__SET EXERCISE__
Retype each line of the material exactly, please, skipping any picture in it.

__RECORDED DATA__
- - -

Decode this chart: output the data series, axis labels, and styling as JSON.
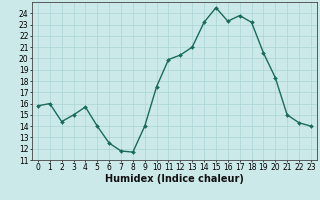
{
  "x": [
    0,
    1,
    2,
    3,
    4,
    5,
    6,
    7,
    8,
    9,
    10,
    11,
    12,
    13,
    14,
    15,
    16,
    17,
    18,
    19,
    20,
    21,
    22,
    23
  ],
  "y": [
    15.8,
    16.0,
    14.4,
    15.0,
    15.7,
    14.0,
    12.5,
    11.8,
    11.7,
    14.0,
    17.5,
    19.9,
    20.3,
    21.0,
    23.2,
    24.5,
    23.3,
    23.8,
    23.2,
    20.5,
    18.3,
    15.0,
    14.3,
    14.0
  ],
  "line_color": "#1a6b5a",
  "marker": "D",
  "marker_size": 2.0,
  "bg_color": "#cce9e9",
  "grid_color": "#aad4d4",
  "xlabel": "Humidex (Indice chaleur)",
  "ylim": [
    11,
    25
  ],
  "xlim": [
    -0.5,
    23.5
  ],
  "yticks": [
    11,
    12,
    13,
    14,
    15,
    16,
    17,
    18,
    19,
    20,
    21,
    22,
    23,
    24
  ],
  "xticks": [
    0,
    1,
    2,
    3,
    4,
    5,
    6,
    7,
    8,
    9,
    10,
    11,
    12,
    13,
    14,
    15,
    16,
    17,
    18,
    19,
    20,
    21,
    22,
    23
  ],
  "tick_fontsize": 5.5,
  "xlabel_fontsize": 7.0,
  "linewidth": 1.0
}
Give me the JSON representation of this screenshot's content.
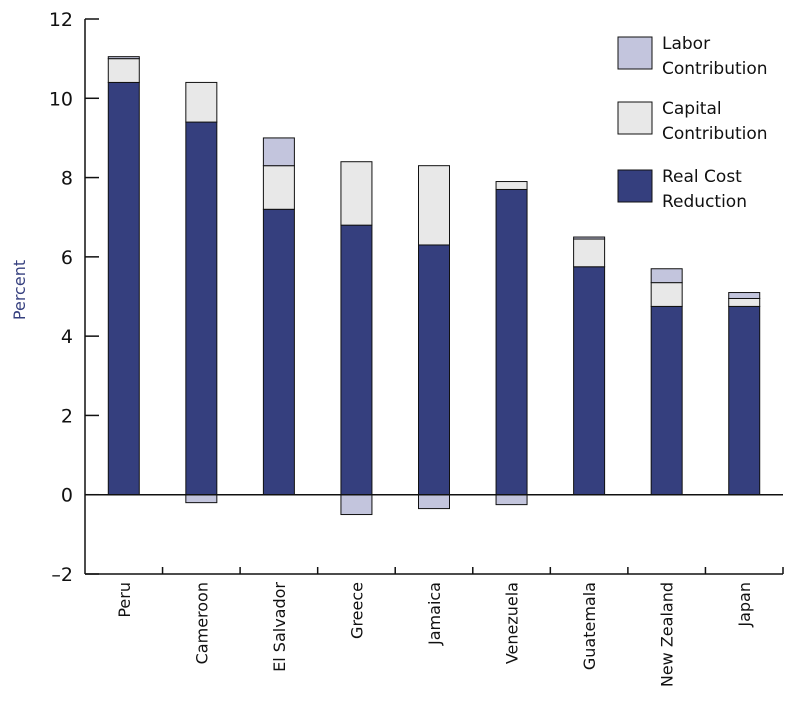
{
  "colors": {
    "real_cost": "#353f7e",
    "capital": "#e8e8e8",
    "labor": "#c3c5dd",
    "axis": "#111111",
    "ylabel": "#353f7e"
  },
  "chart_data": {
    "type": "bar",
    "stacked": true,
    "title": "",
    "xlabel": "",
    "ylabel": "Percent",
    "ylim": [
      -2,
      12
    ],
    "yticks": [
      -2,
      0,
      2,
      4,
      6,
      8,
      10,
      12
    ],
    "ytick_labels": [
      "–2",
      "0",
      "2",
      "4",
      "6",
      "8",
      "10",
      "12"
    ],
    "categories": [
      "Peru",
      "Cameroon",
      "El Salvador",
      "Greece",
      "Jamaica",
      "Venezuela",
      "Guatemala",
      "New Zealand",
      "Japan"
    ],
    "series": [
      {
        "name": "Real Cost Reduction",
        "color_key": "real_cost",
        "values": [
          10.4,
          9.4,
          7.2,
          6.8,
          6.3,
          7.7,
          5.75,
          4.75,
          4.75
        ]
      },
      {
        "name": "Capital Contribution",
        "color_key": "capital",
        "values": [
          0.6,
          1.0,
          1.1,
          1.6,
          2.0,
          0.2,
          0.7,
          0.6,
          0.2
        ]
      },
      {
        "name": "Labor Contribution",
        "color_key": "labor",
        "values": [
          0.05,
          -0.2,
          0.7,
          -0.5,
          -0.35,
          -0.25,
          0.05,
          0.35,
          0.15
        ]
      }
    ],
    "legend": {
      "placement": "top-right",
      "entries": [
        {
          "lines": [
            "Labor",
            "Contribution"
          ],
          "color_key": "labor"
        },
        {
          "lines": [
            "Capital",
            "Contribution"
          ],
          "color_key": "capital"
        },
        {
          "lines": [
            "Real Cost",
            "Reduction"
          ],
          "color_key": "real_cost"
        }
      ]
    }
  }
}
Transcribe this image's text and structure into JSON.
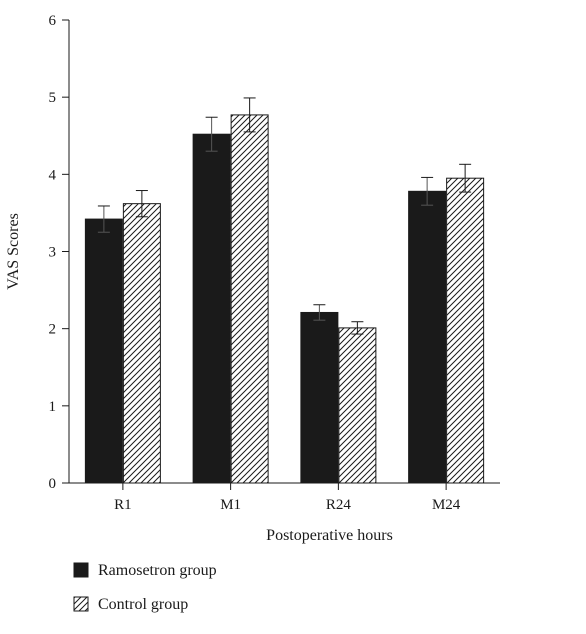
{
  "chart_data": {
    "type": "bar",
    "xlabel": "Postoperative hours",
    "ylabel": "VAS Scores",
    "categories": [
      "R1",
      "M1",
      "R24",
      "M24"
    ],
    "ylim": [
      0,
      6
    ],
    "yticks": [
      0,
      1,
      2,
      3,
      4,
      5,
      6
    ],
    "series": [
      {
        "name": "Ramosetron group",
        "values": [
          3.42,
          4.52,
          2.21,
          3.78
        ],
        "errors": [
          0.17,
          0.22,
          0.1,
          0.18
        ],
        "color": "#1a1a1a",
        "pattern": "solid"
      },
      {
        "name": "Control group",
        "values": [
          3.62,
          4.77,
          2.01,
          3.95
        ],
        "errors": [
          0.17,
          0.22,
          0.08,
          0.18
        ],
        "color": "#1a1a1a",
        "pattern": "diagonal-hatch"
      }
    ],
    "legend": {
      "placement": "bottom-left",
      "items": [
        "Ramosetron group",
        "Control group"
      ]
    },
    "grid": false
  }
}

- - -

__RESULT OF THE EXERCISE__
Decode this chart: output the data series, axis labels, and styling as JSON.
{
  "x": [
    0,
    1,
    2,
    3,
    4,
    5,
    6,
    7,
    8,
    9,
    10,
    11,
    12,
    13,
    14,
    15,
    16,
    17,
    18,
    19,
    20,
    21,
    22,
    23
  ],
  "y": [
    15.8,
    16.0,
    14.4,
    15.0,
    15.7,
    14.0,
    12.5,
    11.8,
    11.7,
    14.0,
    17.5,
    19.9,
    20.3,
    21.0,
    23.2,
    24.5,
    23.3,
    23.8,
    23.2,
    20.5,
    18.3,
    15.0,
    14.3,
    14.0
  ],
  "line_color": "#1a6b5a",
  "marker": "D",
  "marker_size": 2.0,
  "bg_color": "#cce9e9",
  "grid_color": "#aad4d4",
  "xlabel": "Humidex (Indice chaleur)",
  "ylim": [
    11,
    25
  ],
  "xlim": [
    -0.5,
    23.5
  ],
  "yticks": [
    11,
    12,
    13,
    14,
    15,
    16,
    17,
    18,
    19,
    20,
    21,
    22,
    23,
    24
  ],
  "xticks": [
    0,
    1,
    2,
    3,
    4,
    5,
    6,
    7,
    8,
    9,
    10,
    11,
    12,
    13,
    14,
    15,
    16,
    17,
    18,
    19,
    20,
    21,
    22,
    23
  ],
  "tick_fontsize": 5.5,
  "xlabel_fontsize": 7.0,
  "linewidth": 1.0
}
Give me the JSON representation of this screenshot's content.
{
  "colors": {
    "real_cost": "#353f7e",
    "capital": "#e8e8e8",
    "labor": "#c3c5dd",
    "axis": "#111111",
    "ylabel": "#353f7e"
  },
  "chart_data": {
    "type": "bar",
    "stacked": true,
    "title": "",
    "xlabel": "",
    "ylabel": "Percent",
    "ylim": [
      -2,
      12
    ],
    "yticks": [
      -2,
      0,
      2,
      4,
      6,
      8,
      10,
      12
    ],
    "ytick_labels": [
      "–2",
      "0",
      "2",
      "4",
      "6",
      "8",
      "10",
      "12"
    ],
    "categories": [
      "Peru",
      "Cameroon",
      "El Salvador",
      "Greece",
      "Jamaica",
      "Venezuela",
      "Guatemala",
      "New Zealand",
      "Japan"
    ],
    "series": [
      {
        "name": "Real Cost Reduction",
        "color_key": "real_cost",
        "values": [
          10.4,
          9.4,
          7.2,
          6.8,
          6.3,
          7.7,
          5.75,
          4.75,
          4.75
        ]
      },
      {
        "name": "Capital Contribution",
        "color_key": "capital",
        "values": [
          0.6,
          1.0,
          1.1,
          1.6,
          2.0,
          0.2,
          0.7,
          0.6,
          0.2
        ]
      },
      {
        "name": "Labor Contribution",
        "color_key": "labor",
        "values": [
          0.05,
          -0.2,
          0.7,
          -0.5,
          -0.35,
          -0.25,
          0.05,
          0.35,
          0.15
        ]
      }
    ],
    "legend": {
      "placement": "top-right",
      "entries": [
        {
          "lines": [
            "Labor",
            "Contribution"
          ],
          "color_key": "labor"
        },
        {
          "lines": [
            "Capital",
            "Contribution"
          ],
          "color_key": "capital"
        },
        {
          "lines": [
            "Real Cost",
            "Reduction"
          ],
          "color_key": "real_cost"
        }
      ]
    }
  }
}
Transcribe this image's text and structure into JSON.
{
  "chart_data": {
    "type": "bar",
    "xlabel": "Postoperative hours",
    "ylabel": "VAS Scores",
    "categories": [
      "R1",
      "M1",
      "R24",
      "M24"
    ],
    "ylim": [
      0,
      6
    ],
    "yticks": [
      0,
      1,
      2,
      3,
      4,
      5,
      6
    ],
    "series": [
      {
        "name": "Ramosetron group",
        "values": [
          3.42,
          4.52,
          2.21,
          3.78
        ],
        "errors": [
          0.17,
          0.22,
          0.1,
          0.18
        ],
        "color": "#1a1a1a",
        "pattern": "solid"
      },
      {
        "name": "Control group",
        "values": [
          3.62,
          4.77,
          2.01,
          3.95
        ],
        "errors": [
          0.17,
          0.22,
          0.08,
          0.18
        ],
        "color": "#1a1a1a",
        "pattern": "diagonal-hatch"
      }
    ],
    "legend": {
      "placement": "bottom-left",
      "items": [
        "Ramosetron group",
        "Control group"
      ]
    },
    "grid": false
  }
}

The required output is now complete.